State how many lines of the entries hold the string "that". Reply with the number alone.

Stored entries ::
= = = =

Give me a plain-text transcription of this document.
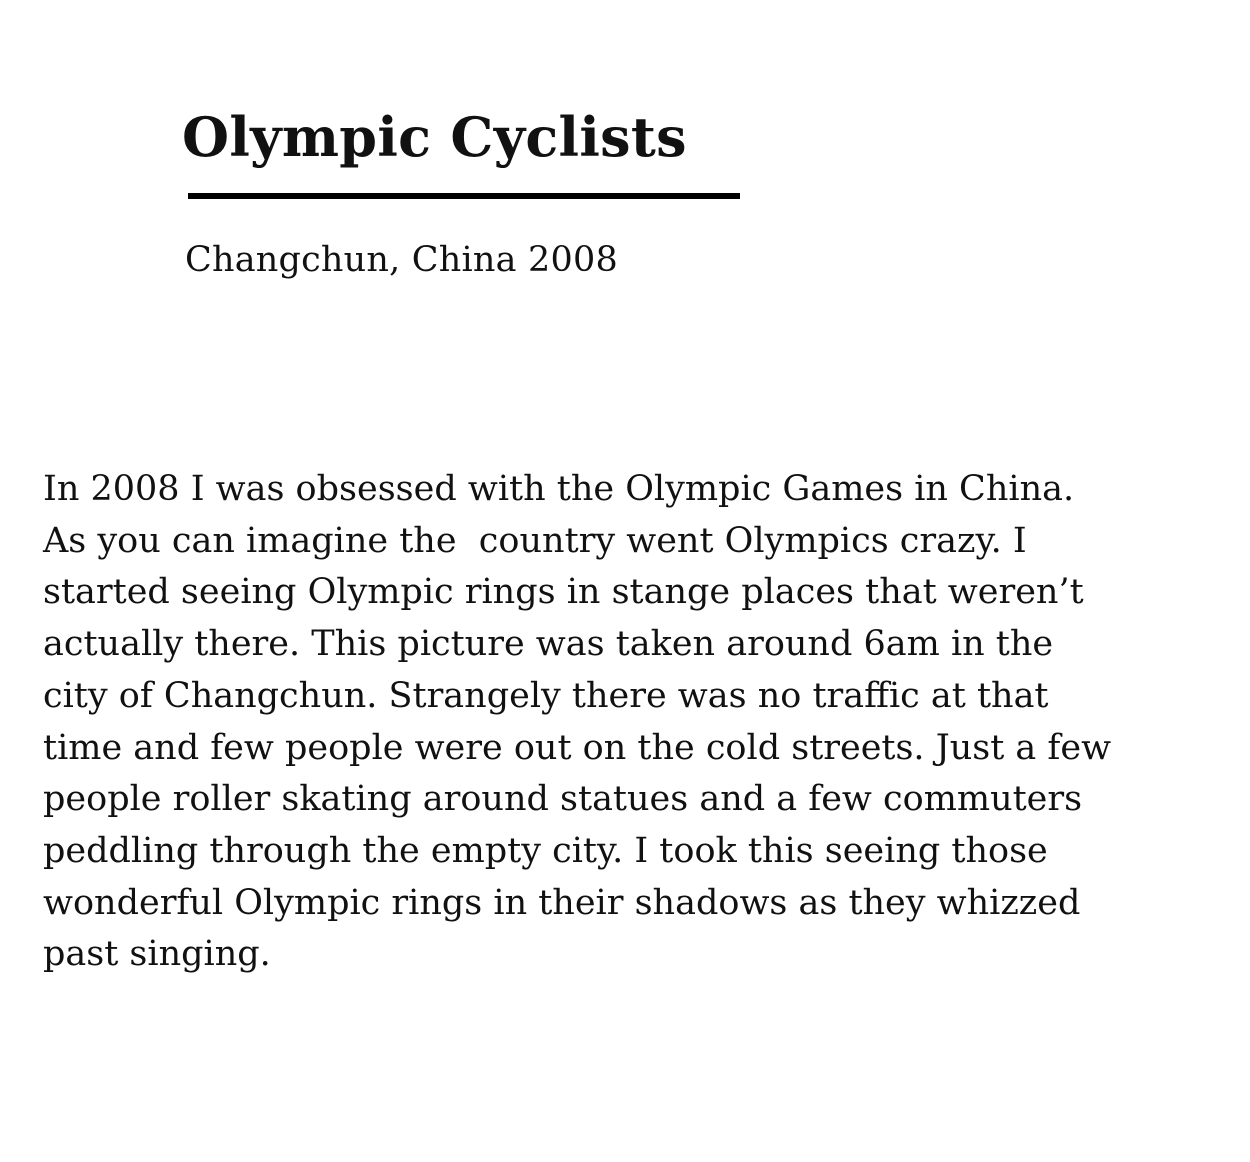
Olympic Cyclists

Changchun, China 2008

In 2008 I was obsessed with the Olympic Games in China.
As you can imagine the  country went Olympics crazy. I
started seeing Olympic rings in stange places that weren’t
actually there. This picture was taken around 6am in the
city of Changchun. Strangely there was no traffic at that
time and few people were out on the cold streets. Just a few
people roller skating around statues and a few commuters
peddling through the empty city. I took this seeing those
wonderful Olympic rings in their shadows as they whizzed
past singing.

= = = =

EXERCISE RESPONSE :: 2